• _OBJECTIFS_
1. Selon le texte sur le fait générateur de la réduction d'impôt, à quelle date intervient ce fait générateur lorsque le contribuable construit lui-même un logement ?
2. Rédigez la suite du texte sur le fait générateur de la réduction d'impôt, à partir de l'endroit où il s'interrompt.

• _TEXTE SOURCE_
────────────────────
Or, il est couramment admis que la date du fait générateur intervient :

  • En cas d’acquisition d’un logement neuf, au cours de l’année d’acquisition dudit logement, à savoir à la date de signature de l’acte authentique d’achat,
  • En cas de construction d’un logement par le contribuable, à la date d’achèvement du logement.

Ainsi, la date du dépôt du permis de construire d'un immeuble est indifférente.

En considérant que le dépôt de la demande du permis de construire par le contribuable constituait la date d’acquisition, de construction et de transformation d’un bien, la DGFiP faisait une totale abstraction de la date d’achèvement des travaux, et donc du fait générateur de la réduction d’impôt.

Une telle analyse est, de toute évidence, contraire à l’esprit du texte dès lors qu’elle crée une distinction entre la date du fait générateur, d’une part, et la date d’acquisition, de construction et de transformation, d’autre part, et ce, alors même que la loi ne distingue pas, méconnaissant parfaitement le principe selon lequel « Ubi lex non distinguit, nec nos distinguere debemus ».                                                  

Etant d’ailleurs préciser que l’assimilation opérée par le Service Vérificateur entre la date de dépôt de la demande de permis de construire et la date de construction n’est fondée sur aucun texte légal.

C’est donc à tort que le Service assimile l’année « de l’acquisition, de la construction ou de la transformation » à l’année de dépôt de permis de construire.

D'ailleurs, la Cour Administrative de BORDEAUX a d'ores et déjà jugé que :

 1. M. et Mme B...ont déposé deux demandes de permis de construire, les 19 février 2010 et 9 mars 2010, portant chacune sur la construction d'une maison, la première, au 136, allée Catalina à Biscarosse et la seconde, au 181, allée Espourguit, également à Biscarosse. La construction de cette seconde maison ayant été achevée au mois de décembre 2010, les contribuables ont bénéficié de la réduction d'impôt instaurée par l'article 199 septvicies du code général des impôts, dit dispositif " Scellier ", au titre de l'année 2010. La construction de la deuxième de ces maisons a été achevée en mars 2011. Les intéressés ont revendiqué le bénéfice de la réduction d'impôt prévue par l'article 199 septvicies à raison de ce logement au titre de l'année 2011. L'administration a remis en cause la réduction d'impôt afférente à ce second investissement au motif que deux demandes de permis de construire ayant été déposées pour la construction de deux logements au cours de l'année 2010, une seule de ces opérations pouvait ouvrir droit au bénéfice de l'avantage fiscal. Il en est résulté l'établissement de cotisations supplémentaires d'impôt sur le revenu et de contributions sociales au titre de l'année 2011. […] 2. Aux termes de l'article 199 septvicies du code général des impôts dans sa rédaction applicable en l'espèce : " […]".
────────────────────
• _EXTRAIT DES DONNÉES_
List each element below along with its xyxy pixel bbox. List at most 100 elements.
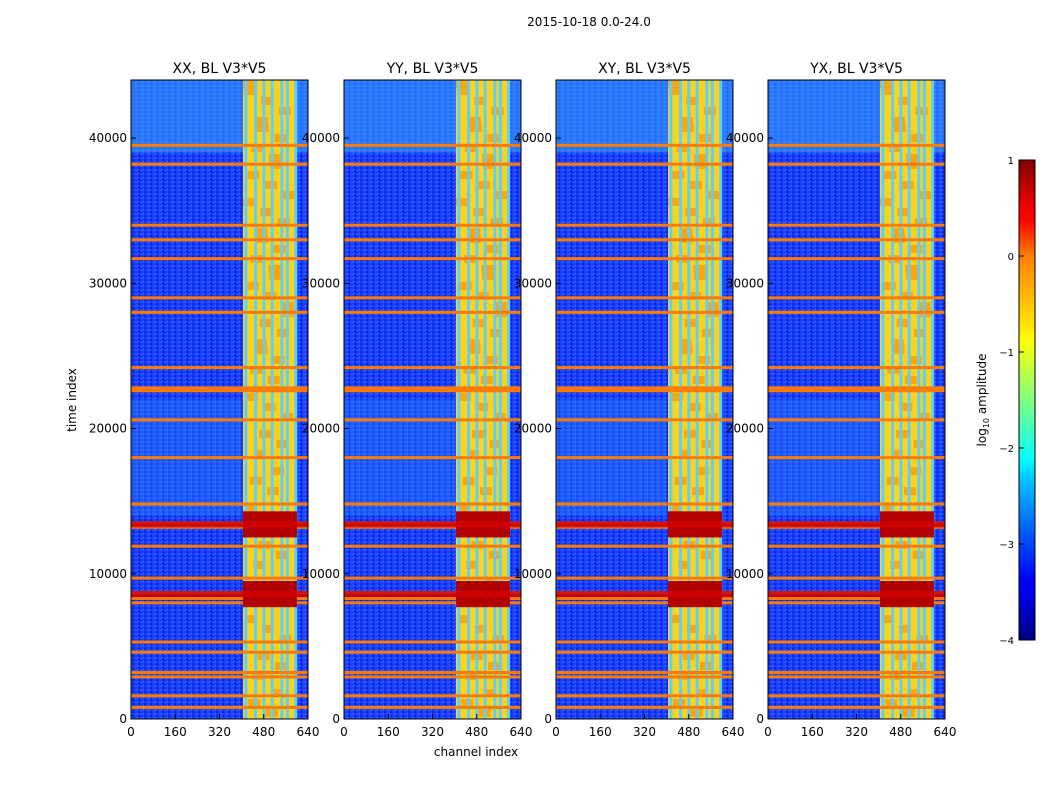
────────────────────
• _CORRIGÉ DES EXERCICES_
1. À la date d'achèvement du logement.

2.
3. Il résulte de ces dispositions que la réduction d'impôt qu'elles prévoient est, s'agissant d'un logement que le contribuable fait construire, accordée au titre de l'année d'achèvement de ce logement, cet achèvement constituant le fait générateur de la réduction. Il s'ensuit que l'année d'imposition à prendre en considération, dans un tel cas, pour apprécier le droit du contribuable à bénéficier de la réduction est, non pas celle au cours de laquelle a été déposé le permis de construire afférent à ce logement, mais celle au cours de laquelle celui-ci a été achevé.  4. Il résulte de l'instruction que la maison située au 181, allée Espourguit a été achevée en 2010 et celle située au 136, allée Catalina en 2011. Par suite, et alors même que ces deux constructions ont fait l'objet d'une autorisation de construire délivrée en 2010, M. et Mme B... pouvaient légalement bénéficier de la réduction d'impôt prévue par les dispositions de l'article 199 septvicies du code général des impôts au titre de l'année 2010 en ce qui concerne la première maison et au titre de l'année 2011 en ce qui concerne la seconde.  […] ».

Par suite, la Cour Administrative d’Appel de BORDEAUX décidait expressément que, dans le cadre de la construction d’un immeuble, seule la date d’achèvement des travaux, constituant le fait générateur de la réduction d’impôt, permettait d’apprécier le droit du contribuable à bénéficier de la réduction d’impôt dite « SCELLIER ».

A l'aune de l'économie générale du dispositif et en s'appuyant plus spécifiquement sur le fait générateur de la réduction d'impôt, la Cour juge que l’article 199 septvicies du Code Général des Impôts entend limiter le dispositif à un seul logement achevé ou acquis par année d'imposition.

Ainsi, nonobstant la position de l’Administration Fiscale, un contribuable ayant fait procéder à la construction de deux maisons dont l'une a été achevée au cours de l'année N et l'autre au cours de l'année N + 1 peut bénéficier de la réduction d'impôt prévue à l'article 199 septvicies du CGI au titre de chacune de ces deux années alors même que ces deux constructions ont fait l'objet d'une autorisation de construction délivrée au cours de la même année.

 

Plus encore, le 18 juillet 2018 par le Conseil d'Etat, tranchait la question de droit posée comme suit :

« 1. Il ressort des pièces du dossier soumis aux juges du fond que M. et Mme B... ont entendu bénéficier de la réduction d'impôt prévue par l'article 199 septvicies du code général des impôts au titre de l'année 2010, à raison de la construction d'une maison à Biscarosse (Landes), pour laquelle une demande de permis de construire avait été déposée le 9 mars 2010, et au titre de l'année 2011, à raison de la construction d'une seconde maison sur le territoire de la même commune, pour laquelle une demande de permis de construire avait été déposée le 19 février 2010. L'administration a remis en cause la réduction d'impôt au titre de cette seconde maison au motif que cet avantage fiscal est réservé à la construction d'un seul logement par année, alors que les demandes de permis de construire des deux maisons avaient été déposées la même année. […]

2. Aux termes de l'article 199 septvicies du code général des impôts, dans sa rédaction alors applicable : " […]  ". Il résulte de ces dispositions que la limitation du nombre de logements pouvant bénéficier de la réduction d'impôt au titre d'une même année d'imposition s'apprécie, en cas de construction, en fonction de la date d'achèvement du logement et non pas de la date de dépôt de la demande de permis de construire.

[…] »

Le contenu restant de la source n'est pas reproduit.